» **Source material**
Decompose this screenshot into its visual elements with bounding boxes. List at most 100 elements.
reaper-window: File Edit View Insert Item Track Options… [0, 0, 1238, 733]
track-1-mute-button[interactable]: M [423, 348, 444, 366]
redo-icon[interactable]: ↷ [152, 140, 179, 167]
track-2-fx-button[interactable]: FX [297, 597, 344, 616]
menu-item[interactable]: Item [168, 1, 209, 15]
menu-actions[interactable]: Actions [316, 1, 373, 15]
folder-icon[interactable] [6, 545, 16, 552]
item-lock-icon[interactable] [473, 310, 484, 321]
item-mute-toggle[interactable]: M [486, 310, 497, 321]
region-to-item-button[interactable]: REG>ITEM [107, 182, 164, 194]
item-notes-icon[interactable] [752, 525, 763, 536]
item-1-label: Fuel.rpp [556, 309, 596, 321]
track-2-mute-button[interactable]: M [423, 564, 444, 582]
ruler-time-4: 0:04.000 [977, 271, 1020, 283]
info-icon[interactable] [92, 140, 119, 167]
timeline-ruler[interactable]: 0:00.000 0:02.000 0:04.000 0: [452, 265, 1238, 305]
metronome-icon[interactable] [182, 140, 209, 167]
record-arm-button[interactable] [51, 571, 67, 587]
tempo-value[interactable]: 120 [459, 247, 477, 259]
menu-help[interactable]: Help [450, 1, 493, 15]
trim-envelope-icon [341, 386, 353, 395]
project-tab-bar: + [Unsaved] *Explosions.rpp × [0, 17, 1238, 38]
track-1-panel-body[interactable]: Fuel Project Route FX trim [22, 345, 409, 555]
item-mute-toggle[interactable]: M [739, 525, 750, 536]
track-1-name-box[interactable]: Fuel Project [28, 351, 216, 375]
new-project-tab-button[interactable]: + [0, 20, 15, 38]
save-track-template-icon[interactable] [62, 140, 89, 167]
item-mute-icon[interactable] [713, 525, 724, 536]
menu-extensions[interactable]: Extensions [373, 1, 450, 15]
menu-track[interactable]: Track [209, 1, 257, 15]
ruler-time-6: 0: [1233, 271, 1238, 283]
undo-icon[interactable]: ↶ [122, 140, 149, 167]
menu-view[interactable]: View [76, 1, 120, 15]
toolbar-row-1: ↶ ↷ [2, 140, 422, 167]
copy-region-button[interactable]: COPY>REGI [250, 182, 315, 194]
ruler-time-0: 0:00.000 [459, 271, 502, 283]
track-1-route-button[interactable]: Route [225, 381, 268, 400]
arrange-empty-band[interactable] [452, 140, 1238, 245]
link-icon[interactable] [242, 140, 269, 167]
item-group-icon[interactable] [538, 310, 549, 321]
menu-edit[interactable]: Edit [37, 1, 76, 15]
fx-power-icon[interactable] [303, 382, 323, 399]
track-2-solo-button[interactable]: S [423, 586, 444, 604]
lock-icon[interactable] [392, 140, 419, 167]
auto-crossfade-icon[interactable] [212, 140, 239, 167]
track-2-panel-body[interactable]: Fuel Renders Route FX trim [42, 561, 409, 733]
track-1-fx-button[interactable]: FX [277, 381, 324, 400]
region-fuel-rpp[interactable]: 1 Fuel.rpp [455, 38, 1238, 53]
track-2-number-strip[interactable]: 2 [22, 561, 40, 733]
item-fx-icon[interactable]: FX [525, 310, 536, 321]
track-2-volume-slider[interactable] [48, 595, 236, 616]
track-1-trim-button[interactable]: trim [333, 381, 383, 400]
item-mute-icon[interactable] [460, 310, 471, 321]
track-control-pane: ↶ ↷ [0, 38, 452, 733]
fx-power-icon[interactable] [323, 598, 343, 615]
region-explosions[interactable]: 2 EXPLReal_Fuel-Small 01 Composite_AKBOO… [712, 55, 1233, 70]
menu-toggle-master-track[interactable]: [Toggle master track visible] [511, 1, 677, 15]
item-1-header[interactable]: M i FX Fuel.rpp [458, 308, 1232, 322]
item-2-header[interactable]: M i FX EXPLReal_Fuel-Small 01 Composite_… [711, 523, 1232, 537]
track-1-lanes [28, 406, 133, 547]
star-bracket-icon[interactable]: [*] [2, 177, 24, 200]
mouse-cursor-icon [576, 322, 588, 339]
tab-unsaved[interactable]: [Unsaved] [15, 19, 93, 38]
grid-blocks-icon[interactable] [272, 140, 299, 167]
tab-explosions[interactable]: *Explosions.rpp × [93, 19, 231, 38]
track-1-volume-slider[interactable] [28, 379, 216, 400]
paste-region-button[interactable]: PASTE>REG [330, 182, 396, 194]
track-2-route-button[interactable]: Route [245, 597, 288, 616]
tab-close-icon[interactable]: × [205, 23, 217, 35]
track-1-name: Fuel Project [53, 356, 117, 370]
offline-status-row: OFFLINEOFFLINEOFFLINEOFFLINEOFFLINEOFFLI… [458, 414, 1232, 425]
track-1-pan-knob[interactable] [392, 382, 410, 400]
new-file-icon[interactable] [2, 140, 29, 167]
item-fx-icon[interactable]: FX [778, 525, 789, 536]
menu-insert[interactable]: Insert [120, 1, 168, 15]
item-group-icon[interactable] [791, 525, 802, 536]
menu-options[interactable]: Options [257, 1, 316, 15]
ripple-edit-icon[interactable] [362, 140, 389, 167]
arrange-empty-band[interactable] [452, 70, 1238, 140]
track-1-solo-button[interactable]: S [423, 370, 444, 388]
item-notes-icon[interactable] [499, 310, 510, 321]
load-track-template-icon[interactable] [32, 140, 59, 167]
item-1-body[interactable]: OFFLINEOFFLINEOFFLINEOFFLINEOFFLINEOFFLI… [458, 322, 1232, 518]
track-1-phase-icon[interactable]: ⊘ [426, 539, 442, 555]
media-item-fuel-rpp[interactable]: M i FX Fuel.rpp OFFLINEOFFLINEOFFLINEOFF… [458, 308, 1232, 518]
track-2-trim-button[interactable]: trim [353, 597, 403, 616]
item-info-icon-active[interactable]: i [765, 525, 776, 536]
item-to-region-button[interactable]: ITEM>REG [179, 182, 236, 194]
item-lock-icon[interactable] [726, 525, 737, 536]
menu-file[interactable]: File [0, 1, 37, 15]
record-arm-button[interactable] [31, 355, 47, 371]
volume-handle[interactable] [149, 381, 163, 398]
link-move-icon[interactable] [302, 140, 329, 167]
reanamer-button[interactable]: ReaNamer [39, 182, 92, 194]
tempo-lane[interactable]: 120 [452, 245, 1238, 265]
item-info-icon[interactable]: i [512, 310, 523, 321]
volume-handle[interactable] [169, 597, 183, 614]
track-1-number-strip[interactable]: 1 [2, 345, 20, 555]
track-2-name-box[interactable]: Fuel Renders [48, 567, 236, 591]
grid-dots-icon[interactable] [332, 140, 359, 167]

» **Problem description**
Reproduce the data above verbatim, starting at its first line and ending at the line containing "folder-icon[interactable] [6, 545, 16, 552]", with both ends included.

» **Response to this exercise**
Decompose this screenshot into its visual elements with bounding boxes. List at most 100 elements.
reaper-window: File Edit View Insert Item Track Options… [0, 0, 1238, 733]
track-1-mute-button[interactable]: M [423, 348, 444, 366]
redo-icon[interactable]: ↷ [152, 140, 179, 167]
track-2-fx-button[interactable]: FX [297, 597, 344, 616]
menu-item[interactable]: Item [168, 1, 209, 15]
menu-actions[interactable]: Actions [316, 1, 373, 15]
folder-icon[interactable] [6, 545, 16, 552]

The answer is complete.